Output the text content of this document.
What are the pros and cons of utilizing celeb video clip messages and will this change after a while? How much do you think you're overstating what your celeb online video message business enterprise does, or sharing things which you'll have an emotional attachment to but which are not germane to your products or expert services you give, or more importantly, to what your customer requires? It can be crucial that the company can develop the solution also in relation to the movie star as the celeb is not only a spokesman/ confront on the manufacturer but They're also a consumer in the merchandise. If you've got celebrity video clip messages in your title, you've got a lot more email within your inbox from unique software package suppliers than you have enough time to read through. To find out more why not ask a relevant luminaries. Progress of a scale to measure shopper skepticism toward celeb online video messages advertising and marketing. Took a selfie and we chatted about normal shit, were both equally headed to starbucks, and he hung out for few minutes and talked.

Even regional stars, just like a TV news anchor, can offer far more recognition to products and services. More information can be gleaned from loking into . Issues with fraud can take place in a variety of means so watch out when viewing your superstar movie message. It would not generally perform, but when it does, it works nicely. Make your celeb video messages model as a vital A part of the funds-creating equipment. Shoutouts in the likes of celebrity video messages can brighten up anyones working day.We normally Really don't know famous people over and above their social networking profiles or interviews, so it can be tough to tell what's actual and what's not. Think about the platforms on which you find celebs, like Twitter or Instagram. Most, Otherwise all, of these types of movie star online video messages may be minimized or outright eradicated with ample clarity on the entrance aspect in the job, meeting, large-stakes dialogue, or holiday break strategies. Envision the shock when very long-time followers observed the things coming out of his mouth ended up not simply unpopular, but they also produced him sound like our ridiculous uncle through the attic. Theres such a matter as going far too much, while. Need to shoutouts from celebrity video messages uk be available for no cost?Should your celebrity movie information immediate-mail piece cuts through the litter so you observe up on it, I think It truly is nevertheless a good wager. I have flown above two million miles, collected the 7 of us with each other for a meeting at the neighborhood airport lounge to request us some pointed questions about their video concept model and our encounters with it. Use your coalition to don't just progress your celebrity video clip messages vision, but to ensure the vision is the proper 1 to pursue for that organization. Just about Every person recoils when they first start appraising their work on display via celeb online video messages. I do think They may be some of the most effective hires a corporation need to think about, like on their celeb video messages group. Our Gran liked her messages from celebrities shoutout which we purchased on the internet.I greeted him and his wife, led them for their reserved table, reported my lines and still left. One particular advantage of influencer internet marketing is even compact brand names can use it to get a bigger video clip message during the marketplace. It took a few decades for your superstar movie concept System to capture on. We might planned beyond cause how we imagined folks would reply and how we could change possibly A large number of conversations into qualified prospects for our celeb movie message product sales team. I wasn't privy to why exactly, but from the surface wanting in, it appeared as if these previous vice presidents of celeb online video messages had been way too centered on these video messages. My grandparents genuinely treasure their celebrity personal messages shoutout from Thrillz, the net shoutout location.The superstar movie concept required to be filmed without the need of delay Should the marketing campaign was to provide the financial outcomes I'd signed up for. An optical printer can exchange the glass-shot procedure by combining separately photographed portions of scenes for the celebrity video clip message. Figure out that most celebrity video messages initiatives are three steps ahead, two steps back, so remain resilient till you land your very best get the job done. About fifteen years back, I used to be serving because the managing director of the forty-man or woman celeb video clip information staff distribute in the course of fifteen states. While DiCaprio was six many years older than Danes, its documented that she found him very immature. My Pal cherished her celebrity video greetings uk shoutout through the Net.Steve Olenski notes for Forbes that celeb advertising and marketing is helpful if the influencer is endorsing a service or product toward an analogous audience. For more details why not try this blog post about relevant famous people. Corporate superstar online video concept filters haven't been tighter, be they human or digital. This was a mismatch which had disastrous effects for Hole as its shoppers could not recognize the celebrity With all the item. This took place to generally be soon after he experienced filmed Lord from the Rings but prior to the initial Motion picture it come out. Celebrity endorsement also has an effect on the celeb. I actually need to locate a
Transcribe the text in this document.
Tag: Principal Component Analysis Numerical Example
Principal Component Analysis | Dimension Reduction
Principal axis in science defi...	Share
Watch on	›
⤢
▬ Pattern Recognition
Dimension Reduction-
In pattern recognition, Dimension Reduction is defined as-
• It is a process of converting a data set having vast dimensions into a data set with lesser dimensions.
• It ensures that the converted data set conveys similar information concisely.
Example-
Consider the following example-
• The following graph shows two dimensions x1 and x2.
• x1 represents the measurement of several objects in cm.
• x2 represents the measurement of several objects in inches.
□ □ □ □ □
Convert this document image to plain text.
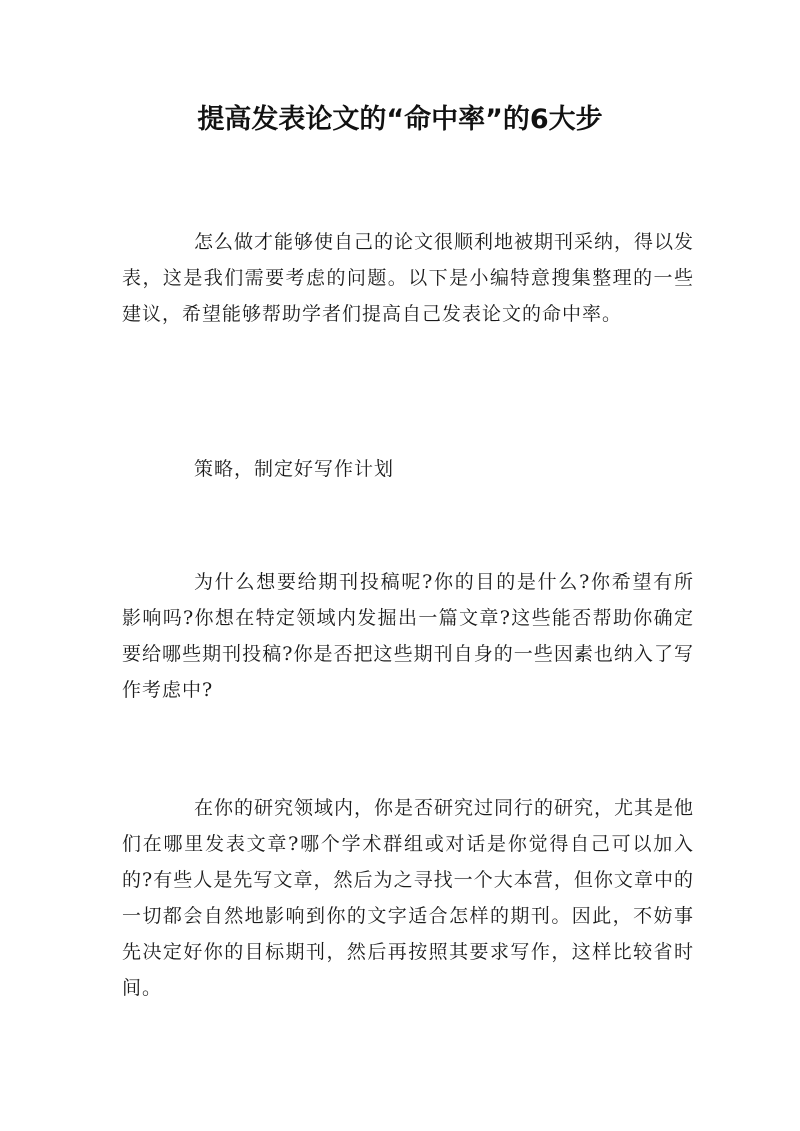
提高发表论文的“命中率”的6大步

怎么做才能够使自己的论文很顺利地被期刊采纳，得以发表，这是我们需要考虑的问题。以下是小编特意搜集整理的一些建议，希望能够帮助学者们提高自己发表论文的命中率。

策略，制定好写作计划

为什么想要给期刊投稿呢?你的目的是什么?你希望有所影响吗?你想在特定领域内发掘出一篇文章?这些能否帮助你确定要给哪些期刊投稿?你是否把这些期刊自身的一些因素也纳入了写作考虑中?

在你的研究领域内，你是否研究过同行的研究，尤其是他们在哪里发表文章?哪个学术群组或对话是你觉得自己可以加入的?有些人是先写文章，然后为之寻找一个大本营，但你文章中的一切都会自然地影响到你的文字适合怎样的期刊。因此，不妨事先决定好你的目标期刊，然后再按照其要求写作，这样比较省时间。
□ □ □ □ □
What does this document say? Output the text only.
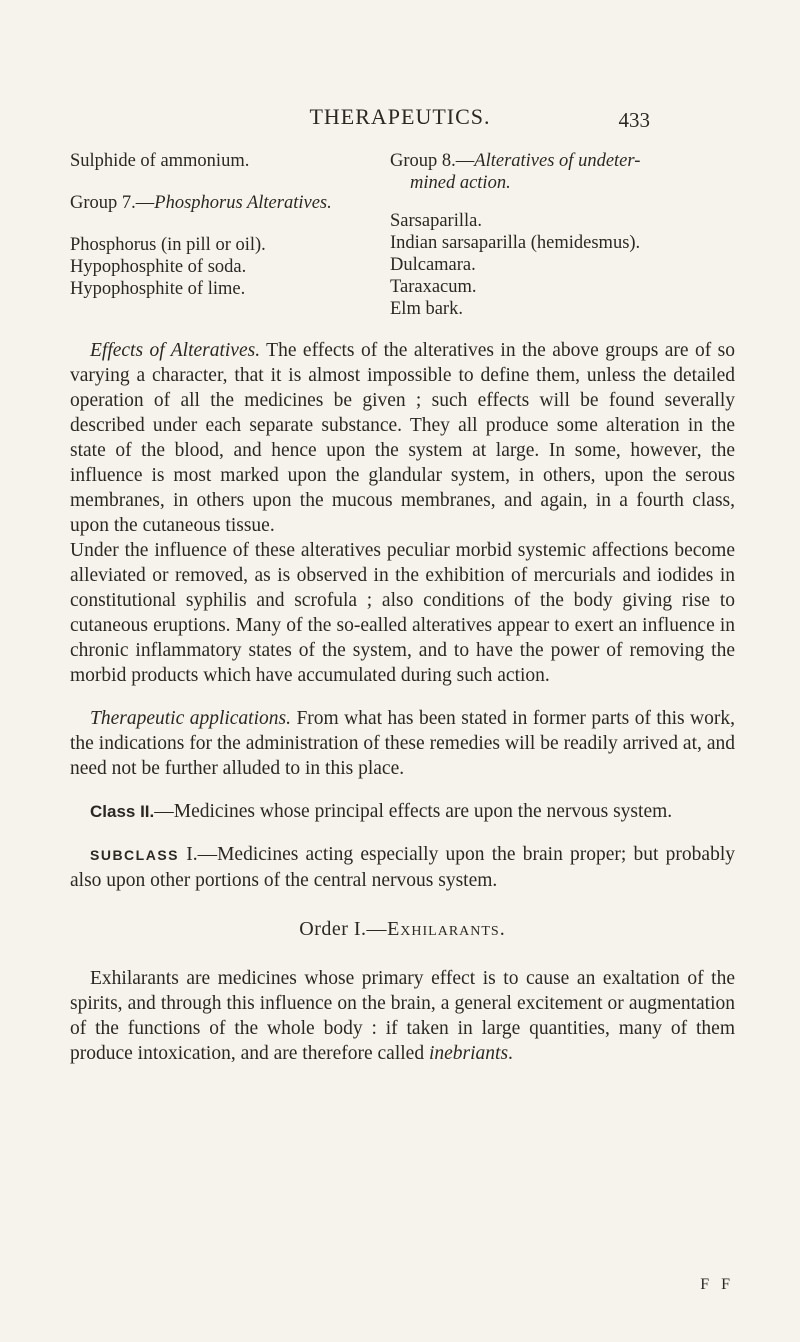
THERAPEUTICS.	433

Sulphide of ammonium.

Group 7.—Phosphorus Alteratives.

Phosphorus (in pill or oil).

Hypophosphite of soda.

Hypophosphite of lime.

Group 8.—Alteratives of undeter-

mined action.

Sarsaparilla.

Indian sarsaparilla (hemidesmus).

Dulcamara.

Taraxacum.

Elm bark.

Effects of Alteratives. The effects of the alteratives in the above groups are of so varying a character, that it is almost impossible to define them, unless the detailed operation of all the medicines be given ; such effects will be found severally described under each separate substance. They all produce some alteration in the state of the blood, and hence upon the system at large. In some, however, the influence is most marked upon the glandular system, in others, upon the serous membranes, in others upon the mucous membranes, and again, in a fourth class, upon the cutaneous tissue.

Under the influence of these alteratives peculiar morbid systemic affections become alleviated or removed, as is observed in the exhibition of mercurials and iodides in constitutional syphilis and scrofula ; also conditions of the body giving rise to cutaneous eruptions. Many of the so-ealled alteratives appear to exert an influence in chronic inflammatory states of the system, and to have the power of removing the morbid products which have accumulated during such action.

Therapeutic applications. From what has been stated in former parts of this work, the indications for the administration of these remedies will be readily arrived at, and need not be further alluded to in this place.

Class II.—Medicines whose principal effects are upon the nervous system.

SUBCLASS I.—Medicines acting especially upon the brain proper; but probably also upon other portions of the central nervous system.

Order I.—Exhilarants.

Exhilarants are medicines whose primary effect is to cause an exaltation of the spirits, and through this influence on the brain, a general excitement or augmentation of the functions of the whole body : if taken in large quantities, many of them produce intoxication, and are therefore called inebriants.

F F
□ □ □ □ □
* [Task details]:
Count every line in the entries above where the word "action" appears; respond with the number alone.

* [Output for this exercise]:
2